▸ **Raw records**
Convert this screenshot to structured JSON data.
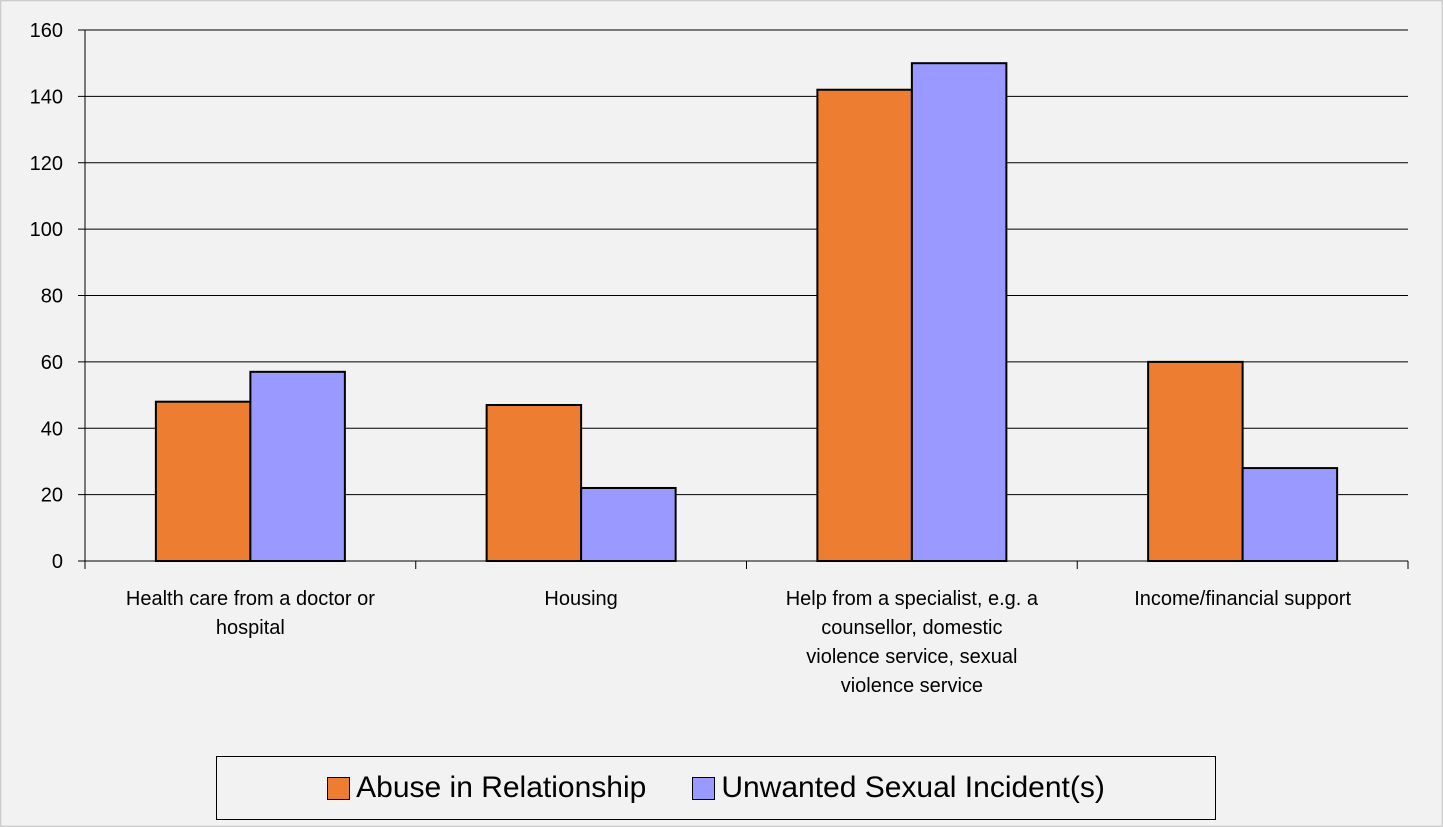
{
  "chart_data": {
    "type": "bar",
    "categories": [
      "Health care from a doctor or hospital",
      "Housing",
      "Help from a specialist, e.g. a counsellor, domestic violence service, sexual violence service",
      "Income/financial support"
    ],
    "category_lines": [
      [
        "Health care from a doctor or",
        "hospital"
      ],
      [
        "Housing"
      ],
      [
        "Help from a specialist, e.g. a",
        "counsellor, domestic",
        "violence service, sexual",
        "violence service"
      ],
      [
        "Income/financial support"
      ]
    ],
    "series": [
      {
        "name": "Abuse in Relationship",
        "color": "#ed7d31",
        "values": [
          48,
          47,
          142,
          60
        ]
      },
      {
        "name": "Unwanted Sexual Incident(s)",
        "color": "#9999ff",
        "values": [
          57,
          22,
          150,
          28
        ]
      }
    ],
    "yticks": [
      "0",
      "20",
      "40",
      "60",
      "80",
      "100",
      "120",
      "140",
      "160"
    ],
    "ylim": [
      0,
      160
    ],
    "grid": true,
    "legend_position": "bottom",
    "title": "",
    "xlabel": "",
    "ylabel": ""
  }
}
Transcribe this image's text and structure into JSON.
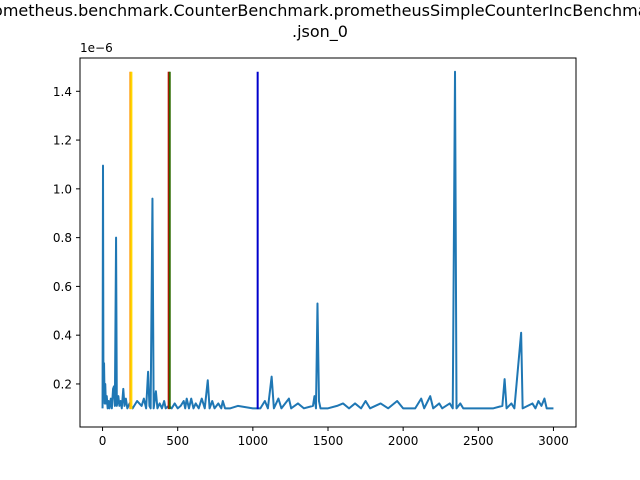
{
  "chart_data": {
    "type": "line",
    "title_lines": [
      "prometheus.benchmark.CounterBenchmark.prometheusSimpleCounterIncBenchmark",
      ".json_0"
    ],
    "xlabel": "",
    "ylabel": "",
    "y_multiplier_label": "1e−6",
    "xlim": [
      -150,
      3150
    ],
    "ylim": [
      0.0235,
      1.5365
    ],
    "x_ticks": [
      0,
      500,
      1000,
      1500,
      2000,
      2500,
      3000
    ],
    "x_tick_labels": [
      "0",
      "500",
      "1000",
      "1500",
      "2000",
      "2500",
      "3000"
    ],
    "y_ticks": [
      0.2,
      0.4,
      0.6,
      0.8,
      1.0,
      1.2,
      1.4
    ],
    "y_tick_labels": [
      "0.2",
      "0.4",
      "0.6",
      "0.8",
      "1.0",
      "1.2",
      "1.4"
    ],
    "grid": false,
    "series": [
      {
        "color": "#1f77b4",
        "baseline": 0.097,
        "x_start": 0,
        "x_end": 3000,
        "points": [
          [
            0,
            0.1
          ],
          [
            3,
            1.095
          ],
          [
            6,
            0.17
          ],
          [
            10,
            0.285
          ],
          [
            14,
            0.12
          ],
          [
            18,
            0.2
          ],
          [
            22,
            0.12
          ],
          [
            28,
            0.15
          ],
          [
            34,
            0.1
          ],
          [
            40,
            0.13
          ],
          [
            46,
            0.1
          ],
          [
            55,
            0.14
          ],
          [
            62,
            0.1
          ],
          [
            70,
            0.18
          ],
          [
            76,
            0.19
          ],
          [
            82,
            0.11
          ],
          [
            90,
            0.8
          ],
          [
            95,
            0.11
          ],
          [
            105,
            0.15
          ],
          [
            112,
            0.11
          ],
          [
            120,
            0.13
          ],
          [
            128,
            0.1
          ],
          [
            138,
            0.18
          ],
          [
            146,
            0.11
          ],
          [
            155,
            0.14
          ],
          [
            165,
            0.1
          ],
          [
            180,
            0.12
          ],
          [
            200,
            0.1
          ],
          [
            230,
            0.13
          ],
          [
            260,
            0.11
          ],
          [
            275,
            0.14
          ],
          [
            290,
            0.1
          ],
          [
            303,
            0.25
          ],
          [
            312,
            0.11
          ],
          [
            320,
            0.1
          ],
          [
            332,
            0.96
          ],
          [
            340,
            0.1
          ],
          [
            355,
            0.17
          ],
          [
            365,
            0.1
          ],
          [
            380,
            0.12
          ],
          [
            395,
            0.1
          ],
          [
            410,
            0.13
          ],
          [
            420,
            0.1
          ],
          [
            440,
            0.11
          ],
          [
            460,
            0.1
          ],
          [
            480,
            0.12
          ],
          [
            500,
            0.1
          ],
          [
            520,
            0.11
          ],
          [
            540,
            0.13
          ],
          [
            550,
            0.1
          ],
          [
            560,
            0.14
          ],
          [
            575,
            0.1
          ],
          [
            590,
            0.14
          ],
          [
            605,
            0.1
          ],
          [
            620,
            0.12
          ],
          [
            640,
            0.1
          ],
          [
            660,
            0.14
          ],
          [
            680,
            0.1
          ],
          [
            700,
            0.215
          ],
          [
            712,
            0.1
          ],
          [
            730,
            0.13
          ],
          [
            745,
            0.1
          ],
          [
            770,
            0.12
          ],
          [
            790,
            0.1
          ],
          [
            800,
            0.13
          ],
          [
            815,
            0.1
          ],
          [
            850,
            0.1
          ],
          [
            900,
            0.11
          ],
          [
            1000,
            0.1
          ],
          [
            1050,
            0.1
          ],
          [
            1080,
            0.13
          ],
          [
            1100,
            0.1
          ],
          [
            1125,
            0.23
          ],
          [
            1140,
            0.1
          ],
          [
            1170,
            0.14
          ],
          [
            1190,
            0.1
          ],
          [
            1240,
            0.14
          ],
          [
            1255,
            0.1
          ],
          [
            1300,
            0.12
          ],
          [
            1340,
            0.1
          ],
          [
            1400,
            0.11
          ],
          [
            1410,
            0.15
          ],
          [
            1420,
            0.1
          ],
          [
            1430,
            0.53
          ],
          [
            1440,
            0.13
          ],
          [
            1450,
            0.1
          ],
          [
            1500,
            0.1
          ],
          [
            1560,
            0.11
          ],
          [
            1600,
            0.12
          ],
          [
            1640,
            0.1
          ],
          [
            1680,
            0.12
          ],
          [
            1720,
            0.1
          ],
          [
            1750,
            0.13
          ],
          [
            1780,
            0.1
          ],
          [
            1850,
            0.12
          ],
          [
            1900,
            0.1
          ],
          [
            1960,
            0.13
          ],
          [
            2000,
            0.1
          ],
          [
            2080,
            0.1
          ],
          [
            2120,
            0.14
          ],
          [
            2140,
            0.1
          ],
          [
            2180,
            0.15
          ],
          [
            2200,
            0.1
          ],
          [
            2240,
            0.12
          ],
          [
            2260,
            0.1
          ],
          [
            2310,
            0.12
          ],
          [
            2330,
            0.1
          ],
          [
            2345,
            1.48
          ],
          [
            2355,
            0.1
          ],
          [
            2380,
            0.12
          ],
          [
            2400,
            0.1
          ],
          [
            2500,
            0.1
          ],
          [
            2600,
            0.1
          ],
          [
            2660,
            0.11
          ],
          [
            2675,
            0.22
          ],
          [
            2688,
            0.1
          ],
          [
            2720,
            0.12
          ],
          [
            2740,
            0.1
          ],
          [
            2785,
            0.41
          ],
          [
            2795,
            0.1
          ],
          [
            2860,
            0.12
          ],
          [
            2880,
            0.1
          ],
          [
            2900,
            0.13
          ],
          [
            2920,
            0.11
          ],
          [
            2940,
            0.14
          ],
          [
            2955,
            0.1
          ],
          [
            3000,
            0.1
          ]
        ]
      }
    ],
    "vertical_lines": [
      {
        "x": 185,
        "y0": 0.097,
        "y1": 1.48,
        "color": "#ff9900"
      },
      {
        "x": 192,
        "y0": 0.097,
        "y1": 1.48,
        "color": "#ffd700"
      },
      {
        "x": 440,
        "y0": 0.097,
        "y1": 1.48,
        "color": "#cc0000"
      },
      {
        "x": 447,
        "y0": 0.097,
        "y1": 1.48,
        "color": "#2d6b00"
      },
      {
        "x": 1032,
        "y0": 0.097,
        "y1": 1.48,
        "color": "#0000cc"
      }
    ]
  }
}
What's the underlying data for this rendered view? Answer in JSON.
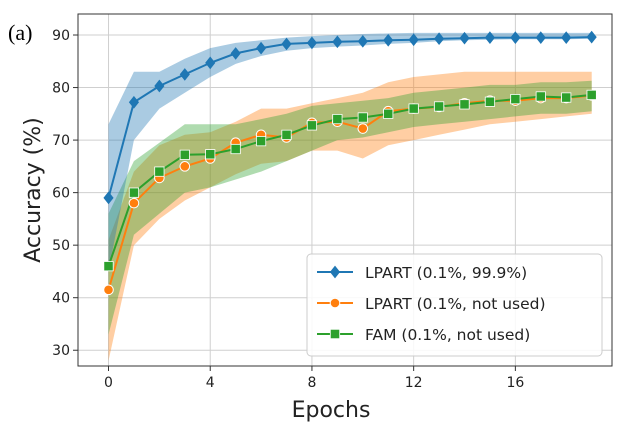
{
  "panel_label": "(a)",
  "chart_data": {
    "type": "line",
    "xlabel": "Epochs",
    "ylabel": "Accuracy (%)",
    "xlim": [
      -1.2,
      19.8
    ],
    "ylim": [
      27,
      94
    ],
    "xticks": [
      0,
      4,
      8,
      12,
      16
    ],
    "yticks": [
      30,
      40,
      50,
      60,
      70,
      80,
      90
    ],
    "grid": true,
    "legend_position": "lower-right",
    "x": [
      0,
      1,
      2,
      3,
      4,
      5,
      6,
      7,
      8,
      9,
      10,
      11,
      12,
      13,
      14,
      15,
      16,
      17,
      18,
      19
    ],
    "series": [
      {
        "name": "LPART (0.1%, 99.9%)",
        "color": "#1f77b4",
        "marker": "diamond",
        "values": [
          59,
          77.2,
          80.3,
          82.5,
          84.7,
          86.5,
          87.5,
          88.3,
          88.5,
          88.7,
          88.8,
          89.0,
          89.1,
          89.3,
          89.4,
          89.5,
          89.5,
          89.5,
          89.5,
          89.6
        ],
        "lower": [
          45,
          70,
          76,
          79,
          82,
          84.5,
          86,
          87,
          87.5,
          87.8,
          88,
          88.3,
          88.5,
          88.8,
          89,
          89.1,
          89.2,
          89.2,
          89.2,
          89.3
        ],
        "upper": [
          73,
          83,
          83,
          85.5,
          87.5,
          88.5,
          89,
          89.5,
          89.8,
          90,
          90.2,
          90.3,
          90.4,
          90.4,
          90.4,
          90.4,
          90.4,
          90.4,
          90.4,
          90.4
        ]
      },
      {
        "name": "LPART (0.1%, not used)",
        "color": "#ff7f0e",
        "marker": "circle",
        "values": [
          41.5,
          58,
          62.8,
          65,
          66.5,
          69.5,
          71,
          70.5,
          73.3,
          73.5,
          72.2,
          75.5,
          76,
          76.3,
          77,
          77.5,
          77.5,
          78,
          78,
          78.5
        ],
        "lower": [
          28,
          50,
          55,
          58.5,
          61,
          63.5,
          65.5,
          66,
          68,
          68,
          66.5,
          69,
          70,
          71,
          72,
          73,
          73.5,
          74,
          74.5,
          75
        ],
        "upper": [
          51,
          64,
          69,
          71,
          71.5,
          73.5,
          76,
          76,
          77,
          78,
          79,
          81,
          82,
          82.5,
          83,
          83,
          83,
          83,
          83,
          83
        ]
      },
      {
        "name": "FAM (0.1%, not used)",
        "color": "#2ca02c",
        "marker": "square",
        "values": [
          46,
          60,
          64,
          67.2,
          67.3,
          68.3,
          69.8,
          71,
          72.8,
          74,
          74.3,
          75,
          76,
          76.4,
          76.8,
          77.3,
          77.8,
          78.3,
          78.1,
          78.6
        ],
        "lower": [
          33,
          52,
          56,
          60,
          61,
          62.5,
          64,
          66,
          68,
          70,
          70.5,
          71.5,
          72.5,
          73,
          73.5,
          74,
          74.5,
          75,
          75,
          75.5
        ],
        "upper": [
          56,
          66,
          69.5,
          73,
          73,
          73,
          74,
          75,
          76.5,
          77,
          77.5,
          78,
          79,
          79.5,
          80,
          80.5,
          80.5,
          81,
          81,
          81.3
        ]
      }
    ]
  }
}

▸ **Exercise goal**
Determine how many lines include the string "LPART". Give no answer but the number.

▸ **Answer to the problem**
2